§ WHAT THE TASK REQUIRES: Reproduce each of the following rows verbatim, leaving every character in place.

§ TASK DATA:
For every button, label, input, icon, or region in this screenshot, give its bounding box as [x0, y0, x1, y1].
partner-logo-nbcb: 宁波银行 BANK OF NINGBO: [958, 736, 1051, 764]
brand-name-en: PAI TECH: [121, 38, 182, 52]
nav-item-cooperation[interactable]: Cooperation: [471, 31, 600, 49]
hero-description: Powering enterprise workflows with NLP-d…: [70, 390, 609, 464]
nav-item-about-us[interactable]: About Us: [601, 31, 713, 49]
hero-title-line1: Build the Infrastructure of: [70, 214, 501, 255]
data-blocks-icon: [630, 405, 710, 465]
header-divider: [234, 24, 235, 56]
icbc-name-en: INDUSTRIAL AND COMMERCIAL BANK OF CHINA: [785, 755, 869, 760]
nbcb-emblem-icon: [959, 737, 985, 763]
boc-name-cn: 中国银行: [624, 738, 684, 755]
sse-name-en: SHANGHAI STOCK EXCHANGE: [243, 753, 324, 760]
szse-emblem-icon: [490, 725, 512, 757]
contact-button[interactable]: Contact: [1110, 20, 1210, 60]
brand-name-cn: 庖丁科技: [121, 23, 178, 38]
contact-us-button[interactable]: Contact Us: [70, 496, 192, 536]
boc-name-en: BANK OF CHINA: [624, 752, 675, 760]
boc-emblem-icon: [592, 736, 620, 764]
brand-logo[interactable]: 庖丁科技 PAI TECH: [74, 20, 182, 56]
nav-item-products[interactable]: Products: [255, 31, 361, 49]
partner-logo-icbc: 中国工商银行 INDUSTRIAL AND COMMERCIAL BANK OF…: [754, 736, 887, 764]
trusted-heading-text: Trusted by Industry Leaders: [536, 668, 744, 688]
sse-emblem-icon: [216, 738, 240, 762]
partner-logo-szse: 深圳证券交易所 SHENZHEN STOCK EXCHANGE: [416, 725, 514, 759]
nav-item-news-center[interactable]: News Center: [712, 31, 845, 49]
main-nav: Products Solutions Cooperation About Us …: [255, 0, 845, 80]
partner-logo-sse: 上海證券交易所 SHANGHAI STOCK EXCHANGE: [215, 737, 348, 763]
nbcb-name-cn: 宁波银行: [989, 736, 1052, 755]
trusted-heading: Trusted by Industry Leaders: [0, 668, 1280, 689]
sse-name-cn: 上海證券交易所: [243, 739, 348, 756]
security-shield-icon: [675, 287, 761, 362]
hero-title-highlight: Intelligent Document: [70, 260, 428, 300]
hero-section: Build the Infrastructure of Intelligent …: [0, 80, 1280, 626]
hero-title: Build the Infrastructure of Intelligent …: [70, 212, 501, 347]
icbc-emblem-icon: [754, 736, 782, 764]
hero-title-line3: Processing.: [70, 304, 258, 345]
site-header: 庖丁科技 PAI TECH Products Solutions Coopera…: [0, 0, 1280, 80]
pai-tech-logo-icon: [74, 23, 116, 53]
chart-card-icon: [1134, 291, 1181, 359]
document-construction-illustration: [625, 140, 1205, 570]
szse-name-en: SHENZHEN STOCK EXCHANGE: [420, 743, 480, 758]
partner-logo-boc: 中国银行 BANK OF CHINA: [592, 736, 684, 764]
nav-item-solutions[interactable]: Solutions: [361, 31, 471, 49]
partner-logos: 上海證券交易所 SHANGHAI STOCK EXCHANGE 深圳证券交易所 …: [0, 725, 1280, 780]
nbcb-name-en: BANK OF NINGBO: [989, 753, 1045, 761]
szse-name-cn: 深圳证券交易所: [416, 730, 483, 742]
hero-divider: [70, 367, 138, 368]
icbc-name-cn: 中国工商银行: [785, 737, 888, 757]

§ WORKED SOLUTION:
For every button, label, input, icon, or region in this screenshot, give its bounding box as [x0, y0, x1, y1].
partner-logo-nbcb: 宁波银行 BANK OF NINGBO: [958, 736, 1051, 764]
brand-name-en: PAI TECH: [121, 38, 182, 52]
nav-item-cooperation[interactable]: Cooperation: [471, 31, 600, 49]
hero-description: Powering enterprise workflows with NLP-d…: [70, 390, 609, 464]
nav-item-about-us[interactable]: About Us: [601, 31, 713, 49]
hero-title-line1: Build the Infrastructure of: [70, 214, 501, 255]
data-blocks-icon: [630, 405, 710, 465]
header-divider: [234, 24, 235, 56]
icbc-name-en: INDUSTRIAL AND COMMERCIAL BANK OF CHINA: [785, 755, 869, 760]
nbcb-emblem-icon: [959, 737, 985, 763]
boc-name-cn: 中国银行: [624, 738, 684, 755]
sse-name-en: SHANGHAI STOCK EXCHANGE: [243, 753, 324, 760]
szse-emblem-icon: [490, 725, 512, 757]
contact-button[interactable]: Contact: [1110, 20, 1210, 60]
brand-name-cn: 庖丁科技: [121, 23, 178, 38]
contact-us-button[interactable]: Contact Us: [70, 496, 192, 536]
boc-name-en: BANK OF CHINA: [624, 752, 675, 760]
boc-emblem-icon: [592, 736, 620, 764]
brand-logo[interactable]: 庖丁科技 PAI TECH: [74, 20, 182, 56]
nav-item-products[interactable]: Products: [255, 31, 361, 49]
partner-logo-icbc: 中国工商银行 INDUSTRIAL AND COMMERCIAL BANK OF…: [754, 736, 887, 764]
trusted-heading-text: Trusted by Industry Leaders: [536, 668, 744, 688]
sse-emblem-icon: [216, 738, 240, 762]
partner-logo-szse: 深圳证券交易所 SHENZHEN STOCK EXCHANGE: [416, 725, 514, 759]
nav-item-news-center[interactable]: News Center: [712, 31, 845, 49]
main-nav: Products Solutions Cooperation About Us …: [255, 0, 845, 80]
partner-logo-sse: 上海證券交易所 SHANGHAI STOCK EXCHANGE: [215, 737, 348, 763]
nbcb-name-cn: 宁波银行: [989, 736, 1052, 755]
trusted-heading: Trusted by Industry Leaders: [0, 668, 1280, 689]
sse-name-cn: 上海證券交易所: [243, 739, 348, 756]
security-shield-icon: [675, 287, 761, 362]
hero-title-highlight: Intelligent Document: [70, 260, 428, 300]
hero-section: Build the Infrastructure of Intelligent …: [0, 80, 1280, 626]
hero-title: Build the Infrastructure of Intelligent …: [70, 212, 501, 347]
icbc-emblem-icon: [754, 736, 782, 764]
hero-title-line3: Processing.: [70, 304, 258, 345]
site-header: 庖丁科技 PAI TECH Products Solutions Coopera…: [0, 0, 1280, 80]
pai-tech-logo-icon: [74, 23, 116, 53]
chart-card-icon: [1134, 291, 1181, 359]
document-construction-illustration: [625, 140, 1205, 570]
szse-name-en: SHENZHEN STOCK EXCHANGE: [420, 743, 480, 758]
partner-logo-boc: 中国银行 BANK OF CHINA: [592, 736, 684, 764]
nav-item-solutions[interactable]: Solutions: [361, 31, 471, 49]
partner-logos: 上海證券交易所 SHANGHAI STOCK EXCHANGE 深圳证券交易所 …: [0, 725, 1280, 780]
nbcb-name-en: BANK OF NINGBO: [989, 753, 1045, 761]
szse-name-cn: 深圳证券交易所: [416, 730, 483, 742]
hero-divider: [70, 367, 138, 368]
icbc-name-cn: 中国工商银行: [785, 737, 888, 757]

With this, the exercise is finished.